Exercises to complete.
[1] For each statement about the abstract, answer yes or no and quote the words from the abstract that decide it. (a) The study used Japanese administrative claims data covering 2012 to 2019. (b) The patients in the study came from 36 hospitals. (c) Changes in HSARs across consecutive periods were assessed with Pearson's correlation coefficient.
[2] According to the abstract, which ICD-10 code was the primary diagnosis for the hospital admissions whose data were used?

Text.
Background
Maintenance of activities of daily living (ADL) during acute hospitalization is an important treatment goal, especially for elderly inpatients with diseases that often leave disabilities, such as cerebral infarction. However, studies assessing risk-adjusted ADL changes are limited. In this study, we developed and calculated a hospital standardized ADL ratio (HSAR) using Japanese administrative claims data to measure the quality of hospitalization care for patients with cerebral infarction.
Methods
This study was designed as a retrospective observational study using the Japanese administrative claim data from 2012 to 2019. The data of all hospital admissions with a primary diagnosis of cerebral infarction (ICD-10, I63) were used. The HSAR was defined as the ratio of the observed number of ADL maintenance patients to the expected number of ADL maintenance patients multiplied by 100, and ratio of ADL maintenance patients was risk-adjusted using multivariable logistic regression analyses. The c-statistic was used to evaluate the predictive accuracy of the logistic models. Changes in HSARs in each consecutive period were assessed using Spearman’s correlation coefficient.
Results
A total of 36,401 patients from 22 hospitals were included in this study. All variables used in the analyses were associated with ADL maintenance, and evaluations using the HSAR model showed predictive ability with c-statistics (area under the curve, 0.89; 95% confidence interval, 0.88–0.89).
Conclusions
The findings indicated a need to support hospitals with a low HSAR because hospitals with high/low HSAR were likely to produce the same results in the subsequent periods. HSAR can be used as a new quality indicator of in-hospital care and may contribute to the assessment and improvement of the quality of care.

Data shown.

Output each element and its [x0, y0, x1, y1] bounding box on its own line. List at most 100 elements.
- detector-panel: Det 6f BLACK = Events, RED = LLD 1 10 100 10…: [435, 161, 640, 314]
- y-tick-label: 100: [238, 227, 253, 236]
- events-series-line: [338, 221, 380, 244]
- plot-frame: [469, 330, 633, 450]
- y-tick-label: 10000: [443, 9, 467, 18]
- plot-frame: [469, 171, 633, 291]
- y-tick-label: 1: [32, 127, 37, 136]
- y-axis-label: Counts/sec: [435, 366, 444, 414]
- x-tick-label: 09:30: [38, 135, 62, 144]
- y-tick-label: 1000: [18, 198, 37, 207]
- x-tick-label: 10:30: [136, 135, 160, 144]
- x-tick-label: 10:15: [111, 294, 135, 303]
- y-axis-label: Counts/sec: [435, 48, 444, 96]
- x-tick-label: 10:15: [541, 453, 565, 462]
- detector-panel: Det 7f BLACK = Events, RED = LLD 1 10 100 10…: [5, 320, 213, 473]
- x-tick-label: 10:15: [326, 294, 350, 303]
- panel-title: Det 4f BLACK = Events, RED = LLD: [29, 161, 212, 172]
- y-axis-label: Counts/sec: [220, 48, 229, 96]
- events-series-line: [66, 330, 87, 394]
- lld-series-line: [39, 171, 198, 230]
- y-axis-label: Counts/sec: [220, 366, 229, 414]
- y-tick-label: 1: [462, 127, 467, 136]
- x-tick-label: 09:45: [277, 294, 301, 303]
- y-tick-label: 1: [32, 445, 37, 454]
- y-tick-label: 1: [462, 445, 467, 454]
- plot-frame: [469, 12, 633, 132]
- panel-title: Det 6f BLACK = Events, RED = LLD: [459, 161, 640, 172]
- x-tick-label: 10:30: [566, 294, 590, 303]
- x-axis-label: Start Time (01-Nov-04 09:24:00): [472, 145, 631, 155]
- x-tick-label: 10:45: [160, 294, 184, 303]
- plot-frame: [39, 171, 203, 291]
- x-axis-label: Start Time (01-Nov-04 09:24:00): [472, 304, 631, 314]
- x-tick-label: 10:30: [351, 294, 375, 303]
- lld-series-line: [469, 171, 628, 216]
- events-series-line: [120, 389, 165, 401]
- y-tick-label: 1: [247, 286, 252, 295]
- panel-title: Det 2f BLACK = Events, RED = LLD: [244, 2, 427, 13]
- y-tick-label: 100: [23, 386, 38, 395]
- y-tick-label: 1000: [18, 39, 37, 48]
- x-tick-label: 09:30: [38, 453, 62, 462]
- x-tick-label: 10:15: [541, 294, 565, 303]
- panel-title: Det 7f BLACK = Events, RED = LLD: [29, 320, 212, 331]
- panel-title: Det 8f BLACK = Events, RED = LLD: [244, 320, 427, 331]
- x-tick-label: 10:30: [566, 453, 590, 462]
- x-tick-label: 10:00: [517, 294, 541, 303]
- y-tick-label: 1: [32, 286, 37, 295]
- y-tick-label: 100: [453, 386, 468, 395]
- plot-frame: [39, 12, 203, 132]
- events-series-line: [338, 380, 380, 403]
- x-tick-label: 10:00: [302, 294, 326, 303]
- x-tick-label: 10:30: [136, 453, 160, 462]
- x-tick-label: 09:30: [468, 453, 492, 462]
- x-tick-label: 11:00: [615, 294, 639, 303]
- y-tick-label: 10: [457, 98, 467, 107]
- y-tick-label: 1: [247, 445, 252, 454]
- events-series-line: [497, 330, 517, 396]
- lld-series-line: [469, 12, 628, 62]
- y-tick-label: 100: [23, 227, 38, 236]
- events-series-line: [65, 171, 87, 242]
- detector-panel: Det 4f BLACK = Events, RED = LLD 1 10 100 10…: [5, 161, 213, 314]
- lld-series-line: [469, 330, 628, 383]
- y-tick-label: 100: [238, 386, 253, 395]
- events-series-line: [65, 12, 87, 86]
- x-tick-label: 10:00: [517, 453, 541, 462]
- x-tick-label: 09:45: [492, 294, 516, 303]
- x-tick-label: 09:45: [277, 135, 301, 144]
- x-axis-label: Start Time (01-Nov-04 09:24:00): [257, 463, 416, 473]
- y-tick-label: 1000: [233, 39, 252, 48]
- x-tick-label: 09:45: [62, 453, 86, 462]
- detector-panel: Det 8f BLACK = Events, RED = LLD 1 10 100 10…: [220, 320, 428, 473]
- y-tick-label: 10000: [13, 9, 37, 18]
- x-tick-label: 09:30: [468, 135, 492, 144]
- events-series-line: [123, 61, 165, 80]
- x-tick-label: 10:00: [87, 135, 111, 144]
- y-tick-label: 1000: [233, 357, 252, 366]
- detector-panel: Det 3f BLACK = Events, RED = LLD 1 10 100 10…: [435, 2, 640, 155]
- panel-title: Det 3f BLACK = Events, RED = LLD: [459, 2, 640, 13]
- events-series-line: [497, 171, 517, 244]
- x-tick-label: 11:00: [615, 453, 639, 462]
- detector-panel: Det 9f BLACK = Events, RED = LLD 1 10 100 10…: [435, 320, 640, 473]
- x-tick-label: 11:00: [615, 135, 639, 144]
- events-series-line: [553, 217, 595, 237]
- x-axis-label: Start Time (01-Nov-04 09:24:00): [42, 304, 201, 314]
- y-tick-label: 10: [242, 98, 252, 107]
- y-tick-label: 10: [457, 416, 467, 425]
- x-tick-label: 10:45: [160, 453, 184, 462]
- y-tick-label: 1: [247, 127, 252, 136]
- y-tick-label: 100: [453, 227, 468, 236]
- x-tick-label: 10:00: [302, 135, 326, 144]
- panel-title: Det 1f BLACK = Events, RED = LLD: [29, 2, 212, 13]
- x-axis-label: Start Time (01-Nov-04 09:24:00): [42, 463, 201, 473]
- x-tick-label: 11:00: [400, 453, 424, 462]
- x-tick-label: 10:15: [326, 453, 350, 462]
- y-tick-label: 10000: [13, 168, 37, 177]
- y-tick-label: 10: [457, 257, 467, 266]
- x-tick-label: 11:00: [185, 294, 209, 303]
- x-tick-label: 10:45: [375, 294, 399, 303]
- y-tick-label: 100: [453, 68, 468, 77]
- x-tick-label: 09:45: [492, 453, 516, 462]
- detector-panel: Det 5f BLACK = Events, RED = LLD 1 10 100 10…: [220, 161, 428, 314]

Task responses.
[1]
(a) Yes: "using the Japanese administrative claim data from 2012 to 2019"
(b) No: "A total of 36,401 patients from 22 hospitals were included in this study."
(c) No: "Changes in HSARs in each consecutive period were assessed using Spearman’s correlation coefficient."

[2] I63, for cerebral infarction.